_СУТЬ ЗАДАНИЯ_
Напишите продолжение приведенного ниже текста об учении Августина о «семенных причинах» и начните сразу после его последнего предложения.

_СТРАНИЦА_
--------------------

Таким образом, Августин утверждал, что Бог создал мир со способностью развиваться из «семенных причин», которые существовали с самого начала, содержа в себе потенциал для последующего развития конкретных органических видов[367]. Августин предполагает, что земля получила от Бога силу или способность производить вещи сама по себе[368]. «Семя» тут лучше всего понимать как эвристическое понятие, дающее неточную, хотя и полезную иллюстрацию богословски трудного, но важного представления о Боге, Который продолжает действовать в природе для актуализации потенциала, заложенный при ее создании[369]. Образ семени подразумевает, что первоначальное творение содержало в себе потенциальные возможности для возникновения всех последующих органических видов.

--------------------

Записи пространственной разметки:

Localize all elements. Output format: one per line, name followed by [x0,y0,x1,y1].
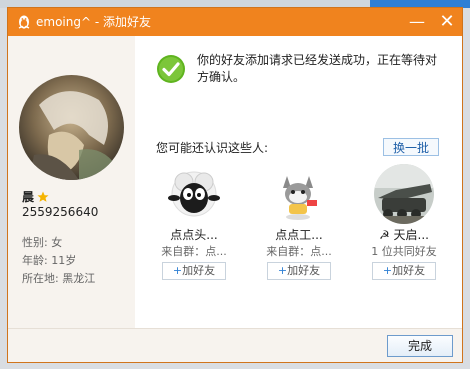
suggestion-card: 点点工... 来自群：点... +加好友 [249,164,349,289]
nickname-row: 晨 [22,189,49,205]
nickname: 晨 [22,190,35,204]
title-bar[interactable]: emoing^ - 添加好友 — ✕ [8,8,462,36]
gender-info: 性别: 女 [22,236,63,249]
qq-number: 2559256640 [22,205,99,219]
suggestion-avatar[interactable] [374,164,434,224]
add-friend-label: 加好友 [182,264,216,277]
success-check-icon [157,55,185,83]
refresh-suggestions-button[interactable]: 换一批 [383,138,439,156]
suggestion-avatar[interactable] [269,164,329,224]
suggestion-card: 点点头... 来自群：点... +加好友 [144,164,244,289]
suggestion-card: ☭ 天启... 1 位共同好友 +加好友 [354,164,454,289]
status-message: 你的好友添加请求已经发送成功，正在等待对方确认。 [197,53,438,84]
suggestion-source: 来自群：点... [266,245,332,258]
vip-star-icon [37,191,49,202]
location-info: 所在地: 黑龙江 [22,272,96,285]
age-info: 年龄: 11岁 [22,254,77,267]
window-title: emoing^ - 添加好友 [36,15,151,29]
plus-icon: + [382,264,393,277]
suggestion-source: 1 位共同好友 [371,245,437,258]
profile-avatar [19,75,124,180]
qq-penguin-icon [18,15,30,29]
add-friend-label: 加好友 [392,264,426,277]
main-panel: 你的好友添加请求已经发送成功，正在等待对方确认。 您可能还认识这些人: 换一批 [135,36,462,328]
suggestion-name[interactable]: 点点头... [144,226,244,243]
plus-icon: + [172,264,183,277]
add-friend-button[interactable]: +加好友 [162,262,226,280]
add-friend-button[interactable]: +加好友 [372,262,436,280]
suggestion-avatar[interactable] [164,164,224,224]
done-button[interactable]: 完成 [387,335,453,357]
add-friend-dialog: emoing^ - 添加好友 — ✕ 晨 2559256640 性别: 女 年龄… [7,7,463,363]
suggestion-name[interactable]: ☭ 天启... [354,226,454,243]
minimize-button[interactable]: — [402,8,432,36]
plus-icon: + [277,264,288,277]
suggestions-label: 您可能还认识这些人: [156,141,269,155]
add-friend-label: 加好友 [287,264,321,277]
add-friend-button[interactable]: +加好友 [267,262,331,280]
profile-sidebar: 晨 2559256640 性别: 女 年龄: 11岁 所在地: 黑龙江 [8,36,135,328]
dialog-footer: 完成 [8,328,462,362]
close-button[interactable]: ✕ [432,8,462,36]
suggestion-name[interactable]: 点点工... [249,226,349,243]
suggestion-source: 来自群：点... [161,245,227,258]
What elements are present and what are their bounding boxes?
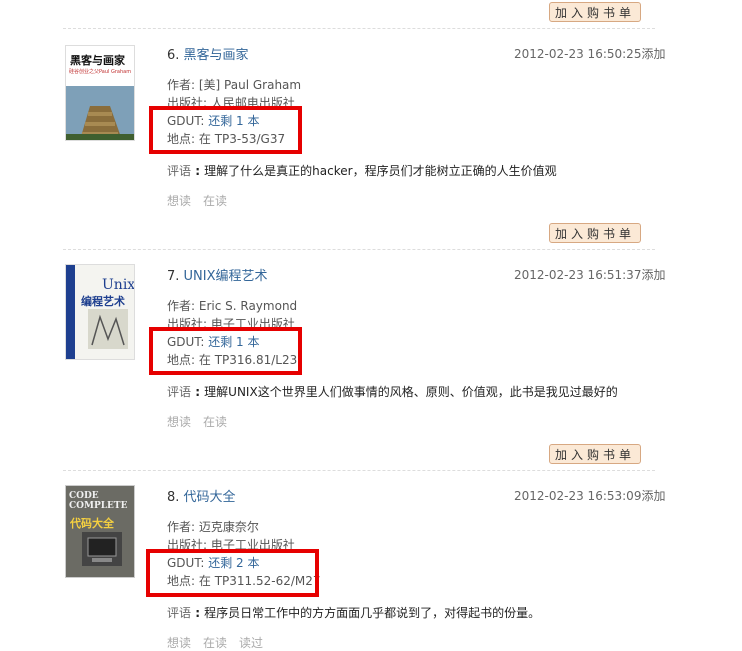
cover-illustration <box>88 309 128 349</box>
reading-link[interactable]: 在读 <box>203 194 227 208</box>
book-author: 作者: Eric S. Raymond <box>167 299 298 313</box>
read-link[interactable]: 读过 <box>239 636 263 650</box>
cover-illustration <box>82 532 122 566</box>
book-cover-image[interactable]: 黑客与画家 硅谷创业之父Paul Graham文集 <box>65 45 135 141</box>
cover-title-text: CODE COMPLETE <box>69 491 128 511</box>
reading-link[interactable]: 在读 <box>203 415 227 429</box>
book-title-link[interactable]: UNIX编程艺术 <box>184 269 268 284</box>
highlight-box <box>149 327 302 375</box>
want-to-read-link[interactable]: 想读 <box>167 194 191 208</box>
entry-divider <box>63 249 655 250</box>
want-to-read-link[interactable]: 想读 <box>167 636 191 650</box>
book-comment: 评语 : 程序员日常工作中的方方面面几乎都说到了，对得起书的份量。 <box>167 606 541 620</box>
added-date: 2012-02-23 16:51:37添加 <box>514 268 666 282</box>
entry-divider <box>63 28 655 29</box>
book-publisher: 出版社: 人民邮电出版社 <box>167 96 295 106</box>
add-to-booklist-button[interactable]: 加入购书单 <box>549 444 641 464</box>
reading-link[interactable]: 在读 <box>203 636 227 650</box>
book-author: 作者: [美] Paul Graham <box>167 78 302 92</box>
cover-subtitle-text: 编程艺术 <box>81 295 125 308</box>
cover-subtitle-text: 硅谷创业之父Paul Graham文集 <box>69 69 131 75</box>
reading-status-actions: 想读 在读 <box>167 413 239 430</box>
book-comment: 评语 : 理解了什么是真正的hacker，程序员们才能树立正确的人生价值观 <box>167 164 557 178</box>
cover-title-text: 黑客与画家 <box>70 54 125 67</box>
highlight-box <box>146 549 319 597</box>
entry-divider <box>63 470 655 471</box>
tower-of-babel-illustration <box>66 86 134 140</box>
add-to-booklist-button[interactable]: 加入购书单 <box>549 2 641 22</box>
book-author: 作者: 迈克康奈尔 <box>167 520 259 534</box>
added-date: 2012-02-23 16:50:25添加 <box>514 47 666 61</box>
cover-subtitle-text: 代码大全 <box>70 517 114 530</box>
book-publisher: 出版社: 电子工业出版社 <box>167 317 295 327</box>
book-index: 7. <box>167 269 180 284</box>
book-index: 8. <box>167 490 180 505</box>
book-title: 7. UNIX编程艺术 <box>167 265 268 284</box>
book-title-link[interactable]: 代码大全 <box>184 490 236 505</box>
want-to-read-link[interactable]: 想读 <box>167 415 191 429</box>
book-title-link[interactable]: 黑客与画家 <box>184 48 249 63</box>
book-title: 6. 黑客与画家 <box>167 44 249 63</box>
book-title: 8. 代码大全 <box>167 486 236 505</box>
book-cover-image[interactable]: Unix 编程艺术 <box>65 264 135 360</box>
book-cover-image[interactable]: CODE COMPLETE 代码大全 <box>65 485 135 578</box>
highlight-box <box>149 106 302 154</box>
cover-spine <box>66 265 75 359</box>
added-date: 2012-02-23 16:53:09添加 <box>514 489 666 503</box>
cover-title-text: Unix <box>102 277 135 293</box>
book-index: 6. <box>167 48 180 63</box>
book-comment: 评语 : 理解UNIX这个世界里人们做事情的风格、原则、价值观，此书是我见过最好… <box>167 385 618 399</box>
add-to-booklist-button[interactable]: 加入购书单 <box>549 223 641 243</box>
reading-status-actions: 想读 在读 <box>167 192 239 209</box>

--------------------

_ОТВЕТ_
Таким образом Августин учил, что в творении есть два «момента»: один соответствует первичному акту возникновения, второй непрерывному процессу провиденциального руководства[370]. Признавая, что существует естественная тенденция думать о творении как о событии прошлого, Августин настаивает, что Бог действует и сейчас, в настоящем, поддерживая и направляя раскрытие тех «поколений, что Он заложил в изначальном акте творения»[371].
По Августину это не означает, что Бог создал мир неполным или несовершенным: «то, что Бог изначально установил в причинах, он впоследствии исполнил в следствиях»[372]. Мир был сотворен способным достигнуть со временем того состояния, которое Бог изначально для него предусмотрел[373]. Процесс развития, по словам Августина, управляется фундаментальными законами, которые отражают волю их Создателя: «родам и качествам вещей, которые должны из скрытого состояния стать видимыми, Он сообщил известные временные законы, однако же сделал это так, что воля Его остается выше этих законов»[374].